GELESENES ANWENDEN
A - Beantworte diese Fragen zum Text über Foglars Kritik an Sorger:
(i) Welches Amt hat Veit Sorger?
(ii) Was löst laut Foglar die Krise statt Belastungen für die Menschen?
(iii) Wann und wo findet der Sozialpartnerdialog statt?
B - Führe den Text über Foglars Kritik an Sorger nach seinem letzten Satz weiter.

TEXT ZUR DURCHSICHT
________
ÖGB-Foglar zu Sorger: Vorschläge enttäuschend, Ideenreichtum begrenzt

Sorger lässt Verantwortliche für Krise aus jeder Schuld

Wien (OTS/ÖGB) - "Appelle zu Opferbereitschaft genau an jene, die die Krise nicht verursacht haben, sind keine zukunftsweisenden Strategien, um aus der Krise herauszufinden und künftig besser gerüstet zu sein", zeigt sich ÖGB-Präsident Erich Foglar enttäuscht über die Vorschläge und Ideen von IV-Präsident Veit Sorger. "Nicht Belastungen für die Menschen werden die Krise und ihre Folgen lösen, sondern ein grundsätzlicher Systemwechsel."++++

Als "fast schon beängstigend" empfindet Foglar die breite Palette an Maßnahmen, die Sorger vorschlägt. "Lohnkürzungen, Belastungen für die Steuerzahler, Einsparungen bei Bildung, Pensionen, Gesundheit - das schießt weit übers Ziel hinaus. Wir müssen nicht darüber reden, wie man die Menschen belastet, wir müssen vielmehr dringend darüber reden, wie wir auch die kommenden Monate und Jahre die Folgen der Krise bewältigen", sagt Foglar im Vorfeld des Sozialpartnerdialogs in Bad Ischl am 5. und 6. Oktober, der sich mit dem Thema "Wege aus der Krise" befassen wird.
________
(Einträge im Datensatz)
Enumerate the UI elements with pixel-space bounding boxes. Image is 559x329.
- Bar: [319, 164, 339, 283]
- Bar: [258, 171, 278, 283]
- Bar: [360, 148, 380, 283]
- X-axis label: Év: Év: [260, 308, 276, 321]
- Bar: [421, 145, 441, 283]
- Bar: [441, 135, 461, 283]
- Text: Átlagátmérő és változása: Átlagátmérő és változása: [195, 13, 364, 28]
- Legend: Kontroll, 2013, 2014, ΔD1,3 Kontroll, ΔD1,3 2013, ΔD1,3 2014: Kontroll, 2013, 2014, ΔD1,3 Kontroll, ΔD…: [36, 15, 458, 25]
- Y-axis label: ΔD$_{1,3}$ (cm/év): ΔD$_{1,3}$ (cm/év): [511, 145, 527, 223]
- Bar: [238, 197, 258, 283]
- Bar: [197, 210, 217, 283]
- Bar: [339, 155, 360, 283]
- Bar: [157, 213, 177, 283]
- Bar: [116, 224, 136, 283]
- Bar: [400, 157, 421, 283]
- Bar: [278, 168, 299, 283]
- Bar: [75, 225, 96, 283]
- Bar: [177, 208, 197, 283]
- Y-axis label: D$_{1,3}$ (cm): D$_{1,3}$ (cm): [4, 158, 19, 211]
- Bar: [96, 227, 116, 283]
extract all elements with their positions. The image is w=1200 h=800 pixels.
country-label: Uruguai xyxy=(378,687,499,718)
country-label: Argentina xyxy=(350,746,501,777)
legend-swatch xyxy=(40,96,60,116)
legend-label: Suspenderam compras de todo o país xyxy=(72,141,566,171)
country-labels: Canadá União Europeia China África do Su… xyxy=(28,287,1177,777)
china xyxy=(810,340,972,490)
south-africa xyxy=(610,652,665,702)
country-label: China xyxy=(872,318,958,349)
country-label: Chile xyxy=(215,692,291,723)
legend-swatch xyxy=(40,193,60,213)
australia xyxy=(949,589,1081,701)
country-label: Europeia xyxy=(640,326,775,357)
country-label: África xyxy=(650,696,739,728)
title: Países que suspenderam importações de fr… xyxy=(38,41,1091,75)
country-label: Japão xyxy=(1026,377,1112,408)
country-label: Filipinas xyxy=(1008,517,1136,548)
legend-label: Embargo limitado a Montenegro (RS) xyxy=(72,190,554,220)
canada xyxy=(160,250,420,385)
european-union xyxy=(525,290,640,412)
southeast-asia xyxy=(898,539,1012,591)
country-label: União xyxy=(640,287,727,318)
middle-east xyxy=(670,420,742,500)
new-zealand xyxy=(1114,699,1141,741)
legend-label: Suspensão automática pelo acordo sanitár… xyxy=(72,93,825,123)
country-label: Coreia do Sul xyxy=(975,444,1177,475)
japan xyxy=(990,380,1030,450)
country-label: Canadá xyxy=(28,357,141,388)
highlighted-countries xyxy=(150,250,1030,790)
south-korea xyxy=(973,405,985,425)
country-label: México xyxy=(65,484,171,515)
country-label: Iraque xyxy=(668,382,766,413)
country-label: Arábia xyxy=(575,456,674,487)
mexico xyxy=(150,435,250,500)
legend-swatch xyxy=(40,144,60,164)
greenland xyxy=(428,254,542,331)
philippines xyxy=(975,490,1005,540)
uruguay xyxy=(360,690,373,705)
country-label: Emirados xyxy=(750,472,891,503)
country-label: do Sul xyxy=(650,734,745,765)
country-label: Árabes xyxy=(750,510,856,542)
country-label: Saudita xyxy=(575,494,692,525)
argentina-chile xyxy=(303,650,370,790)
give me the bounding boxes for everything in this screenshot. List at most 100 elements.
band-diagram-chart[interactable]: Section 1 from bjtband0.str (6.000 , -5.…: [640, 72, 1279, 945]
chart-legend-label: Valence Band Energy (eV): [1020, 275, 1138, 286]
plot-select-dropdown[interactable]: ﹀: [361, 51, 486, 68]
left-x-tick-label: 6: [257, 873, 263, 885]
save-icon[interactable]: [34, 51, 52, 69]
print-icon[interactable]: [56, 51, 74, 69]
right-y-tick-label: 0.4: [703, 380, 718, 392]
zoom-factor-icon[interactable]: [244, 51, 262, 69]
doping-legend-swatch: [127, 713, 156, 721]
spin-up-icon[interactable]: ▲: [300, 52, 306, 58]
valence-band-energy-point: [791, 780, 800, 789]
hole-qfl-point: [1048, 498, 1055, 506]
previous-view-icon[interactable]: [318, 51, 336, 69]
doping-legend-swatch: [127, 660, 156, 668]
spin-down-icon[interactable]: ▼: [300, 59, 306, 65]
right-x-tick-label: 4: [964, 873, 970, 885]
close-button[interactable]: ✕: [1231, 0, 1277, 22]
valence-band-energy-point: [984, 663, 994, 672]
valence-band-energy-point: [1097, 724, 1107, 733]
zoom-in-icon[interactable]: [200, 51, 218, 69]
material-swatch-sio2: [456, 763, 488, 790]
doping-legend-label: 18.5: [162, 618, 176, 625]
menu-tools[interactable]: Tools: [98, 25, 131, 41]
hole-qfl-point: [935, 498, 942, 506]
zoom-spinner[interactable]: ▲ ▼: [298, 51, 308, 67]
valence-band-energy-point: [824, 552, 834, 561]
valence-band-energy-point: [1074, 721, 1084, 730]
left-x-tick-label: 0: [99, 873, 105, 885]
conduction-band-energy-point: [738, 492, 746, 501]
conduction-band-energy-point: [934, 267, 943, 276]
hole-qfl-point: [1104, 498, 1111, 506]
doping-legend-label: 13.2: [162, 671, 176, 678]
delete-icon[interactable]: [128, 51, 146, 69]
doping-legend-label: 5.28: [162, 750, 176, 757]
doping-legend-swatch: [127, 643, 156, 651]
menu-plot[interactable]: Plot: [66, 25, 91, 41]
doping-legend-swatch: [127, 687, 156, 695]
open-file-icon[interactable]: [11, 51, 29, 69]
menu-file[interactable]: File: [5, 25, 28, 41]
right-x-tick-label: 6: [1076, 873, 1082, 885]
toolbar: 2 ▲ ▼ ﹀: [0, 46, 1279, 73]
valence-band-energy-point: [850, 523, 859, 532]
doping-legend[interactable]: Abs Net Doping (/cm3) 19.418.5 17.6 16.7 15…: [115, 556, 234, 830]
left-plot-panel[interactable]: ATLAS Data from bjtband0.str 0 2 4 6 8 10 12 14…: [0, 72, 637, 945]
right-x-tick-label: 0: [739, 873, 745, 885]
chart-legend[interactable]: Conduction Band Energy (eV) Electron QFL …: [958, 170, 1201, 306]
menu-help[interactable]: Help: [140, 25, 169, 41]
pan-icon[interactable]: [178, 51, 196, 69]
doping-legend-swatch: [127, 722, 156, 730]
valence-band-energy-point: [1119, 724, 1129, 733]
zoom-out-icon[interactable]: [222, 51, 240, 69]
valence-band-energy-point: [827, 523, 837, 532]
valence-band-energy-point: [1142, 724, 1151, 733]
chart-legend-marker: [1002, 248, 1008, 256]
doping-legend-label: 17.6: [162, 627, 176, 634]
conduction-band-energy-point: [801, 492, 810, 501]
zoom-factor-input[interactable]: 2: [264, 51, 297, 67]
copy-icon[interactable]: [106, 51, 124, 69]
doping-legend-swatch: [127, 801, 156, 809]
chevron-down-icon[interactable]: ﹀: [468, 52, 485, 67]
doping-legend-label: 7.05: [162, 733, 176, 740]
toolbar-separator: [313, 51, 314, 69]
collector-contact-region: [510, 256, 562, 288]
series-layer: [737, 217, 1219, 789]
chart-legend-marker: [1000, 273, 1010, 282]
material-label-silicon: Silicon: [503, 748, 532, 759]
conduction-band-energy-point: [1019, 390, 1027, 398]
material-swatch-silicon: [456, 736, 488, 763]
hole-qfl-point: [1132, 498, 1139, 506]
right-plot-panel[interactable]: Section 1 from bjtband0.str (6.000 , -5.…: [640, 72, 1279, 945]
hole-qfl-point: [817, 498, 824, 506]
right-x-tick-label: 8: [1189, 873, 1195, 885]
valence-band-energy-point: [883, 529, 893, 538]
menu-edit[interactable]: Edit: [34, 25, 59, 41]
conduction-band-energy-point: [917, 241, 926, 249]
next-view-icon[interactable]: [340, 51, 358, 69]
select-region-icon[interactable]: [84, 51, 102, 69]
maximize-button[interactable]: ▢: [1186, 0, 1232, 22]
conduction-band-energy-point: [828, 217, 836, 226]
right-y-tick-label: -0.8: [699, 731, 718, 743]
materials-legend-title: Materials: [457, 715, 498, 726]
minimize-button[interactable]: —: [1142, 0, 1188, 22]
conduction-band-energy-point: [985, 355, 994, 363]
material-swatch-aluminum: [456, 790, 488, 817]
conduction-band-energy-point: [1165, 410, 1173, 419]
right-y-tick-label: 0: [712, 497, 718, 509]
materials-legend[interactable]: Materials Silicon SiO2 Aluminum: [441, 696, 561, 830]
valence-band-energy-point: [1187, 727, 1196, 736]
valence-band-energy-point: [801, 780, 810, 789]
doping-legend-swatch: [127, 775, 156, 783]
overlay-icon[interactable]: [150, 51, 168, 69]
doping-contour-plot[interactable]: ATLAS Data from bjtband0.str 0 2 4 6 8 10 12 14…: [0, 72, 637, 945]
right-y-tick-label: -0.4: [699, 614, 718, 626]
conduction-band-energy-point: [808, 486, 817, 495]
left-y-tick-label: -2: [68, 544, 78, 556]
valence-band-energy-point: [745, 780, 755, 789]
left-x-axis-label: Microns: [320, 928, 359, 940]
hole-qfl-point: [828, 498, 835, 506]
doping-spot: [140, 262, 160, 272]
________
LÖSUNGEN DER AUFGABEN
A -
(i) Er ist IV-Präsident.
(ii) Ein grundsätzlicher Systemwechsel.
(iii) Am 5. und 6. Oktober in Bad Ischl.

B -
Foglar kritisiert insbesondere Sorgers Vorschlag, das Pensionsantrittalter anzuheben, um die Staatsausgaben zu senken. "Sorger unterliegt einem masiven Irrglauben, das würde die Staatsausgaben höchstens verschieben. Gerade bei älteren Menschen steigt, wie die jüngsten Zahlen wieder belegen, die Arbeitslosigkeit besonders, der Sinn der Aussage des IV-Präsidenten entzieht sich mir also völlig. Bei höherem Antrittsalter würden zwar Pensionszahlungen sinken, aber andere Ausgabe steigen - Arbeitslosengeld, Sozialausgaben. Hinzu kommen die gesundheitlichen Folgen von längerem Arbeiten."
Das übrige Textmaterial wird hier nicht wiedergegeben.